#### Direction:
Find and copy each line of the records where the string "moscas" shows up.

#### Recorded information:

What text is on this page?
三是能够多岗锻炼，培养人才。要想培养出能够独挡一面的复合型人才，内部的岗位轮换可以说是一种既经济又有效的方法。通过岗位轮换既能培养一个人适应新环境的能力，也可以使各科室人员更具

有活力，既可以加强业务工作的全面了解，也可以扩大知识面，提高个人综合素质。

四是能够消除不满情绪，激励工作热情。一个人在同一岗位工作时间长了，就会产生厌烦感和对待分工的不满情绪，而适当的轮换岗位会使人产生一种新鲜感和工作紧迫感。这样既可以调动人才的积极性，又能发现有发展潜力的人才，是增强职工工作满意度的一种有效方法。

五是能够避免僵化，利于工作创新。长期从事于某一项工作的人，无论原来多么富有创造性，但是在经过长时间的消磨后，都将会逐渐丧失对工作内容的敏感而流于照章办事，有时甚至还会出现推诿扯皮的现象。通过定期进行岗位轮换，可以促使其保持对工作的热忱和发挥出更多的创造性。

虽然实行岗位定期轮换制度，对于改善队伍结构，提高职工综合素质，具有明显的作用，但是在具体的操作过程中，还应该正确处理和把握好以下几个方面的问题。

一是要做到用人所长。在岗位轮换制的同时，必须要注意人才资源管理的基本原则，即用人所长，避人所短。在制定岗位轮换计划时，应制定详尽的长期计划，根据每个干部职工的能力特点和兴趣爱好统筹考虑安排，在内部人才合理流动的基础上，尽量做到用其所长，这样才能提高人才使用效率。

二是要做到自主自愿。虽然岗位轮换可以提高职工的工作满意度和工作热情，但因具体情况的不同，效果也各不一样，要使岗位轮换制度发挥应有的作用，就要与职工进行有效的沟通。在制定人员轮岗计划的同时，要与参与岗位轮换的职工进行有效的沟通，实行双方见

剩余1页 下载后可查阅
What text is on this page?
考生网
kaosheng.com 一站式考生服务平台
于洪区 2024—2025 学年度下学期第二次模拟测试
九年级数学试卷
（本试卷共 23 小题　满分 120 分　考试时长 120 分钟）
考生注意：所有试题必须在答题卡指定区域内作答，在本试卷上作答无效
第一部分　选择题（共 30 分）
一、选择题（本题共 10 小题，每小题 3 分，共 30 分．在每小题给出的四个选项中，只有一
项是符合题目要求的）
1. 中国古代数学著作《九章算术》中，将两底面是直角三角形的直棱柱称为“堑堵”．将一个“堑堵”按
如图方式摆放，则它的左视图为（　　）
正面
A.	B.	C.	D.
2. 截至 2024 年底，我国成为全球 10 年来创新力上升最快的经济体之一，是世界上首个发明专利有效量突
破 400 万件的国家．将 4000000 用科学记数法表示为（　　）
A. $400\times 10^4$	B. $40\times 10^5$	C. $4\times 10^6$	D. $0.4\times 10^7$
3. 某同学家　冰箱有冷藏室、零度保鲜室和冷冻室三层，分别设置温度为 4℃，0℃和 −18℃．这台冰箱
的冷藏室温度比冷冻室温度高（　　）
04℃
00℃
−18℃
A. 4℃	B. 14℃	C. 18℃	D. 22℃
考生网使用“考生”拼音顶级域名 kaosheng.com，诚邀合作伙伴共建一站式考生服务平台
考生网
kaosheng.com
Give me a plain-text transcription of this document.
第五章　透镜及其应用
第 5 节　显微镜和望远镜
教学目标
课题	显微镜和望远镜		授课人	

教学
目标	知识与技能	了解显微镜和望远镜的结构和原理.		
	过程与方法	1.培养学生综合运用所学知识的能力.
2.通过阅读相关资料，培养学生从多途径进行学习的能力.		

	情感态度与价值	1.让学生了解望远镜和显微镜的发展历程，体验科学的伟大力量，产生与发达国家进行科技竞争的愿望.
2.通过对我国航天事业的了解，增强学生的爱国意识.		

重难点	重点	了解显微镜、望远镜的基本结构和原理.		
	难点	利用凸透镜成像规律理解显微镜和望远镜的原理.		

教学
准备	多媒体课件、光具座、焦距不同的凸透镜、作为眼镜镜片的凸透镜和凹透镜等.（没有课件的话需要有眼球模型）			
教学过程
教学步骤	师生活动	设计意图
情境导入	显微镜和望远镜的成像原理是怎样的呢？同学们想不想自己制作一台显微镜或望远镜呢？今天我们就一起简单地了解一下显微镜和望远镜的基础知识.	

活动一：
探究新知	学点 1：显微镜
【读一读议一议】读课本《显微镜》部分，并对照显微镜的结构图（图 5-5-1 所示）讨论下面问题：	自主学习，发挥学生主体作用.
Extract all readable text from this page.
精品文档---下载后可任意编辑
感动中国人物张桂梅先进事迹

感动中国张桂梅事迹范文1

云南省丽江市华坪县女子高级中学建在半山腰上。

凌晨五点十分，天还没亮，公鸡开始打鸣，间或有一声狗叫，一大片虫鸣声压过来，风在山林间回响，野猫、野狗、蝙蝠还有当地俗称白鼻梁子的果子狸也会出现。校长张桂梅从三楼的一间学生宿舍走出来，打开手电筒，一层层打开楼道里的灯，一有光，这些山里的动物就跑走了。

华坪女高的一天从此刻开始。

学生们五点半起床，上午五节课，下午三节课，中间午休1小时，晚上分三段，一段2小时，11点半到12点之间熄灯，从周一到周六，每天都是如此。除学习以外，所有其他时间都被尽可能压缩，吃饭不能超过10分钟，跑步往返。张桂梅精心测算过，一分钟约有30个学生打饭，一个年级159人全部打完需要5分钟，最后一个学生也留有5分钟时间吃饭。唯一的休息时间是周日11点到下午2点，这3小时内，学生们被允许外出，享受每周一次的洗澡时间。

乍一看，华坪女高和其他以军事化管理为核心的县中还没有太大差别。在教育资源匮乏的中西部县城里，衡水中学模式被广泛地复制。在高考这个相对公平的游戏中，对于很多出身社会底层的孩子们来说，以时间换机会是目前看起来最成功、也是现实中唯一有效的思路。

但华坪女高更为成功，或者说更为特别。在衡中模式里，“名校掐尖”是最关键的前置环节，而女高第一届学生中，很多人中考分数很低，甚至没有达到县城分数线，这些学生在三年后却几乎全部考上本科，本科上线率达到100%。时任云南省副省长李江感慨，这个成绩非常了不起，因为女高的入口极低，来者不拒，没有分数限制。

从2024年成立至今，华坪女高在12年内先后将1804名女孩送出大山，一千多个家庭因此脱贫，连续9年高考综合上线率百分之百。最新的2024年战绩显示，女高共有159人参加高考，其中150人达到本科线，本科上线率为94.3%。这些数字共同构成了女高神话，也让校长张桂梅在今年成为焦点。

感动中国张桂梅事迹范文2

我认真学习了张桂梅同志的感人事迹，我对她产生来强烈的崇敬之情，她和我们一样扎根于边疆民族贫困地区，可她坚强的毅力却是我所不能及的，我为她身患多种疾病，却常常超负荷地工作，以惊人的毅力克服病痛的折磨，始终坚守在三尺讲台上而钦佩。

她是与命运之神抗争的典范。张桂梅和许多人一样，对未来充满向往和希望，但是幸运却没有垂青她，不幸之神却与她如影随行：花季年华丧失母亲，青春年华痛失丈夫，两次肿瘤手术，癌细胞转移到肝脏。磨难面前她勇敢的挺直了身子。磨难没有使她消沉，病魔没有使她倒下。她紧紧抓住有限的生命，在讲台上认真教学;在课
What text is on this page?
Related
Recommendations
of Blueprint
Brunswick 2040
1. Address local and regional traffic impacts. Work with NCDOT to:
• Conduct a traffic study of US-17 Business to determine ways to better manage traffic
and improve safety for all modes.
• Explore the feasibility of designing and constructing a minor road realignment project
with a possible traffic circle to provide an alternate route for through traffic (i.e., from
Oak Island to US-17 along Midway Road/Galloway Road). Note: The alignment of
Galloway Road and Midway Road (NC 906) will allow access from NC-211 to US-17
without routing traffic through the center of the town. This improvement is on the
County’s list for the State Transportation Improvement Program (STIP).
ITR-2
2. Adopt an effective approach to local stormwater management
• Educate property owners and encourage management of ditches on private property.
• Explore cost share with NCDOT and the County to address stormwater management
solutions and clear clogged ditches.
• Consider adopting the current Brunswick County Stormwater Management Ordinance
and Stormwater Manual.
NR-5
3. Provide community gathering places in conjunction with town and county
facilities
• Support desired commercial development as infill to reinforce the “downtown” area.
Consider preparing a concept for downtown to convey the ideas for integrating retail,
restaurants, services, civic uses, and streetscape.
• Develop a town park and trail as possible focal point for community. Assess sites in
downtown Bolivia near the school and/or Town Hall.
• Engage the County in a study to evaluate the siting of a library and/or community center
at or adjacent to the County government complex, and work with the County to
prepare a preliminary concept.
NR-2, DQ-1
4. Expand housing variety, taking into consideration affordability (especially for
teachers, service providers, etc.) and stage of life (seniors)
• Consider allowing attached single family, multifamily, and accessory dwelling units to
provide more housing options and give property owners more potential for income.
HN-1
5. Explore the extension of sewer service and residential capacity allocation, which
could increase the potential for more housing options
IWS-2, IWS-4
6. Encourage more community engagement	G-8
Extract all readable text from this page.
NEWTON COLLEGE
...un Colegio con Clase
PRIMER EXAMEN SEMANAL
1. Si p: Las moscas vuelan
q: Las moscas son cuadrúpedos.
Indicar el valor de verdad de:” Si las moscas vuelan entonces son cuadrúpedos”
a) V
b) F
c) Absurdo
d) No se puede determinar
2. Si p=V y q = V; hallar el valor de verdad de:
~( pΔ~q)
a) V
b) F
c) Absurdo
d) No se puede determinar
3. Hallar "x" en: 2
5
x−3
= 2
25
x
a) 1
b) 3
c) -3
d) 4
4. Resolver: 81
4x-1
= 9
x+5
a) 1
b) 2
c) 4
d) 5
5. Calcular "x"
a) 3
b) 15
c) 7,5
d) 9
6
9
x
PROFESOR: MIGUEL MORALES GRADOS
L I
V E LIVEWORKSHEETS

#### Response to the exercise:
1. Si p: Las moscas vuelan
q: Las moscas son cuadrúpedos.
Indicar el valor de verdad de:” Si las moscas vuelan entonces son cuadrúpedos”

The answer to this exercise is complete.